(Document content entries)

====

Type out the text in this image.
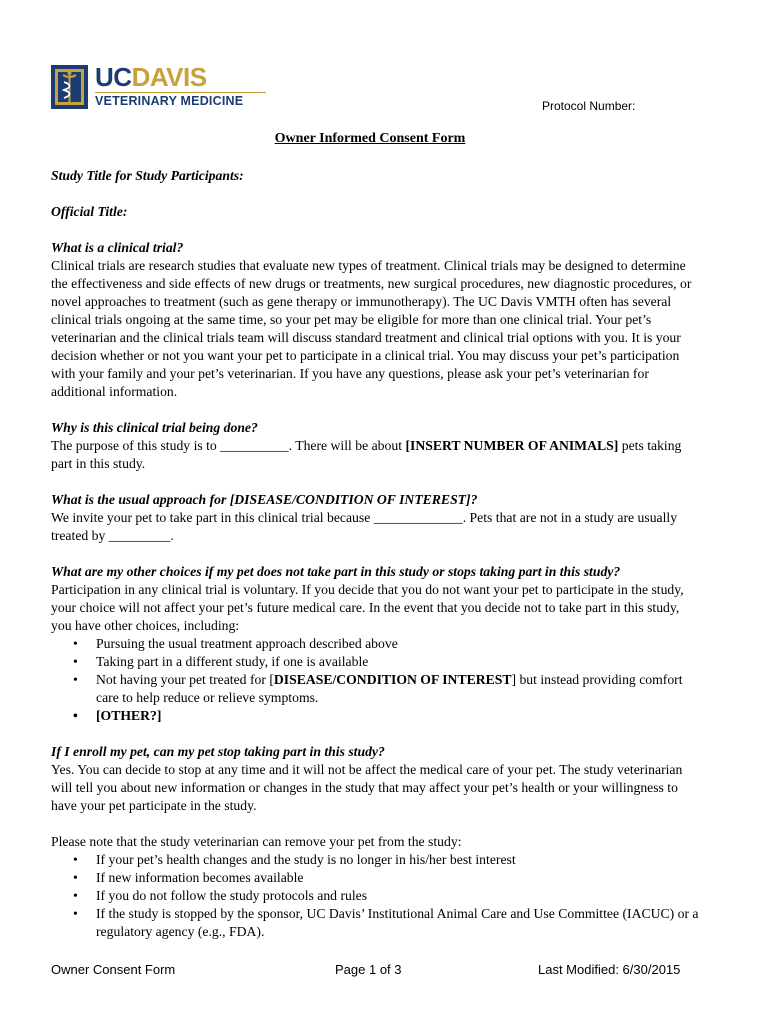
UCDAVIS
VETERINARY MEDICINE	Protocol Number:
Owner Informed Consent Form

Study Title for Study Participants:

Official Title:

What is a clinical trial?

Clinical trials are research studies that evaluate new types of treatment. Clinical trials may be designed to determine the effectiveness and side effects of new drugs or treatments, new surgical procedures, new diagnostic procedures, or novel approaches to treatment (such as gene therapy or immunotherapy). The UC Davis VMTH often has several clinical trials ongoing at the same time, so your pet may be eligible for more than one clinical trial. Your pet’s veterinarian and the clinical trials team will discuss standard treatment and clinical trial options with you. It is your decision whether or not you want your pet to participate in a clinical trial. You may discuss your pet’s participation with your family and your pet’s veterinarian. If you have any questions, please ask your pet’s veterinarian for additional information.

Why is this clinical trial being done?

The purpose of this study is to __________. There will be about [INSERT NUMBER OF ANIMALS] pets taking part in this study.

What is the usual approach for [DISEASE/CONDITION OF INTEREST]?

We invite your pet to take part in this clinical trial because _____________. Pets that are not in a study are usually treated by _________.

What are my other choices if my pet does not take part in this study or stops taking part in this study?

Participation in any clinical trial is voluntary. If you decide that you do not want your pet to participate in the study, your choice will not affect your pet’s future medical care. In the event that you decide not to take part in this study, you have other choices, including:

• Pursuing the usual treatment approach described above
• Taking part in a different study, if one is available
• Not having your pet treated for [DISEASE/CONDITION OF INTEREST] but instead providing comfort care to help reduce or relieve symptoms.
• [OTHER?]

If I enroll my pet, can my pet stop taking part in this study?

Yes. You can decide to stop at any time and it will not be affect the medical care of your pet. The study veterinarian will tell you about new information or changes in the study that may affect your pet’s health or your willingness to have your pet participate in the study.

Please note that the study veterinarian can remove your pet from the study:

• If your pet’s health changes and the study is no longer in his/her best interest
• If new information becomes available
• If you do not follow the study protocols and rules
• If the study is stopped by the sponsor, UC Davis’ Institutional Animal Care and Use Committee (IACUC) or a regulatory agency (e.g., FDA).
Owner Consent Form	Page 1 of 3	Last Modified: 6/30/2015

====

--- Work to complete ---
A faithful copy of the records above, without images, is what to give back.

--- Task solution ---
Type out the text in this image.
UCDAVIS
VETERINARY MEDICINE	Protocol Number:
Owner Informed Consent Form

Study Title for Study Participants:

Official Title:

What is a clinical trial?

Clinical trials are research studies that evaluate new types of treatment. Clinical trials may be designed to determine the effectiveness and side effects of new drugs or treatments, new surgical procedures, new diagnostic procedures, or novel approaches to treatment (such as gene therapy or immunotherapy). The UC Davis VMTH often has several clinical trials ongoing at the same time, so your pet may be eligible for more than one clinical trial. Your pet’s veterinarian and the clinical trials team will discuss standard treatment and clinical trial options with you. It is your decision whether or not you want your pet to participate in a clinical trial. You may discuss your pet’s participation with your family and your pet’s veterinarian. If you have any questions, please ask your pet’s veterinarian for additional information.

Why is this clinical trial being done?

The purpose of this study is to __________. There will be about [INSERT NUMBER OF ANIMALS] pets taking part in this study.

What is the usual approach for [DISEASE/CONDITION OF INTEREST]?

We invite your pet to take part in this clinical trial because _____________. Pets that are not in a study are usually treated by _________.

What are my other choices if my pet does not take part in this study or stops taking part in this study?

Participation in any clinical trial is voluntary. If you decide that you do not want your pet to participate in the study, your choice will not affect your pet’s future medical care. In the event that you decide not to take part in this study, you have other choices, including:

• Pursuing the usual treatment approach described above
• Taking part in a different study, if one is available
• Not having your pet treated for [DISEASE/CONDITION OF INTEREST] but instead providing comfort care to help reduce or relieve symptoms.
• [OTHER?]

If I enroll my pet, can my pet stop taking part in this study?

Yes. You can decide to stop at any time and it will not be affect the medical care of your pet. The study veterinarian will tell you about new information or changes in the study that may affect your pet’s health or your willingness to have your pet participate in the study.

Please note that the study veterinarian can remove your pet from the study:

• If your pet’s health changes and the study is no longer in his/her best interest
• If new information becomes available
• If you do not follow the study protocols and rules
• If the study is stopped by the sponsor, UC Davis’ Institutional Animal Care and Use Committee (IACUC) or a regulatory agency (e.g., FDA).
Owner Consent Form	Page 1 of 3	Last Modified: 6/30/2015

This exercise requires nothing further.